:: Short exercise ::
Transcribe each record exactly. Include every one.

:: Task material ::
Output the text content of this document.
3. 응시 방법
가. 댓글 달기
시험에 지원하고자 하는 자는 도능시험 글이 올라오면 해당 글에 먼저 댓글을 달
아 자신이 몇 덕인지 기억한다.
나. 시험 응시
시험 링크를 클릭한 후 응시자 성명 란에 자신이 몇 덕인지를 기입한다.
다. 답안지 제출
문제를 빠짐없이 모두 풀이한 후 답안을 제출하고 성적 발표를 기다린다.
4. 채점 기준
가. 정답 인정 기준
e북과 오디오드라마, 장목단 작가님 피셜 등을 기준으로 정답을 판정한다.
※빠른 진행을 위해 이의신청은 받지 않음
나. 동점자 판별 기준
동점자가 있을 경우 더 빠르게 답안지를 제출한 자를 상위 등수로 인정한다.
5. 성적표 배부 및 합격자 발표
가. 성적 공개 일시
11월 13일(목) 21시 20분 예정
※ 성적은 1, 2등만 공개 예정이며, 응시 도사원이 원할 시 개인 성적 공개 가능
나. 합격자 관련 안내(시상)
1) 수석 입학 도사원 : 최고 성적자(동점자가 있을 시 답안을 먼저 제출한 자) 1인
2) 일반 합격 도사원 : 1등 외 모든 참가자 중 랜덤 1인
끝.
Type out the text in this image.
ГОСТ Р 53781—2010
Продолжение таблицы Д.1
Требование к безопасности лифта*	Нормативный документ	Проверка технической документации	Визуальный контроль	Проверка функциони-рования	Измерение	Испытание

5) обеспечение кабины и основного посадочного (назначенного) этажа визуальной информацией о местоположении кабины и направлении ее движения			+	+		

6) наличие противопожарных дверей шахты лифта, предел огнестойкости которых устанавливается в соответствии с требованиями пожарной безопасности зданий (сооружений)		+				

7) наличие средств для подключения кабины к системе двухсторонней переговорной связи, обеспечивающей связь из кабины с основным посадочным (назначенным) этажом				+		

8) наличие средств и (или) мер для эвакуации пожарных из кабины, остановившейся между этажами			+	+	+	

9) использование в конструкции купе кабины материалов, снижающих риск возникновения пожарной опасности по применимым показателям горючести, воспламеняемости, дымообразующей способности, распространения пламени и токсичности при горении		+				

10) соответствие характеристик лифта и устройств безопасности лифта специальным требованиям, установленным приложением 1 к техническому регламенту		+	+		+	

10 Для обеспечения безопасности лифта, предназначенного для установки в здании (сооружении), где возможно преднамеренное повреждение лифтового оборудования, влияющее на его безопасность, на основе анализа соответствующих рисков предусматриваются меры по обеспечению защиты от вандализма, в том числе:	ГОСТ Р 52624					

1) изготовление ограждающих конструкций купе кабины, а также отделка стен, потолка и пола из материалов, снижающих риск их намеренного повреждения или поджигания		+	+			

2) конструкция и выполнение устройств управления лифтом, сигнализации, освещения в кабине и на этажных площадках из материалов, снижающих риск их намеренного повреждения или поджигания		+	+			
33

:: Final result ::
Output the text content of this document.
3. 응시 방법
가. 댓글 달기
시험에 지원하고자 하는 자는 도능시험 글이 올라오면 해당 글에 먼저 댓글을 달
아 자신이 몇 덕인지 기억한다.
나. 시험 응시
시험 링크를 클릭한 후 응시자 성명 란에 자신이 몇 덕인지를 기입한다.
다. 답안지 제출
문제를 빠짐없이 모두 풀이한 후 답안을 제출하고 성적 발표를 기다린다.
4. 채점 기준
가. 정답 인정 기준
e북과 오디오드라마, 장목단 작가님 피셜 등을 기준으로 정답을 판정한다.
※빠른 진행을 위해 이의신청은 받지 않음
나. 동점자 판별 기준
동점자가 있을 경우 더 빠르게 답안지를 제출한 자를 상위 등수로 인정한다.
5. 성적표 배부 및 합격자 발표
가. 성적 공개 일시
11월 13일(목) 21시 20분 예정
※ 성적은 1, 2등만 공개 예정이며, 응시 도사원이 원할 시 개인 성적 공개 가능
나. 합격자 관련 안내(시상)
1) 수석 입학 도사원 : 최고 성적자(동점자가 있을 시 답안을 먼저 제출한 자) 1인
2) 일반 합격 도사원 : 1등 외 모든 참가자 중 랜덤 1인
끝.
Type out the text in this image.
ГОСТ Р 53781—2010
Продолжение таблицы Д.1
Требование к безопасности лифта*	Нормативный документ	Проверка технической документации	Визуальный контроль	Проверка функциони-рования	Измерение	Испытание

5) обеспечение кабины и основного посадочного (назначенного) этажа визуальной информацией о местоположении кабины и направлении ее движения			+	+		

6) наличие противопожарных дверей шахты лифта, предел огнестойкости которых устанавливается в соответствии с требованиями пожарной безопасности зданий (сооружений)		+				

7) наличие средств для подключения кабины к системе двухсторонней переговорной связи, обеспечивающей связь из кабины с основным посадочным (назначенным) этажом				+		

8) наличие средств и (или) мер для эвакуации пожарных из кабины, остановившейся между этажами			+	+	+	

9) использование в конструкции купе кабины материалов, снижающих риск возникновения пожарной опасности по применимым показателям горючести, воспламеняемости, дымообразующей способности, распространения пламени и токсичности при горении		+				

10) соответствие характеристик лифта и устройств безопасности лифта специальным требованиям, установленным приложением 1 к техническому регламенту		+	+		+	

10 Для обеспечения безопасности лифта, предназначенного для установки в здании (сооружении), где возможно преднамеренное повреждение лифтового оборудования, влияющее на его безопасность, на основе анализа соответствующих рисков предусматриваются меры по обеспечению защиты от вандализма, в том числе:	ГОСТ Р 52624					

1) изготовление ограждающих конструкций купе кабины, а также отделка стен, потолка и пола из материалов, снижающих риск их намеренного повреждения или поджигания		+	+			

2) конструкция и выполнение устройств управления лифтом, сигнализации, освещения в кабине и на этажных площадках из материалов, снижающих риск их намеренного повреждения или поджигания		+	+			
33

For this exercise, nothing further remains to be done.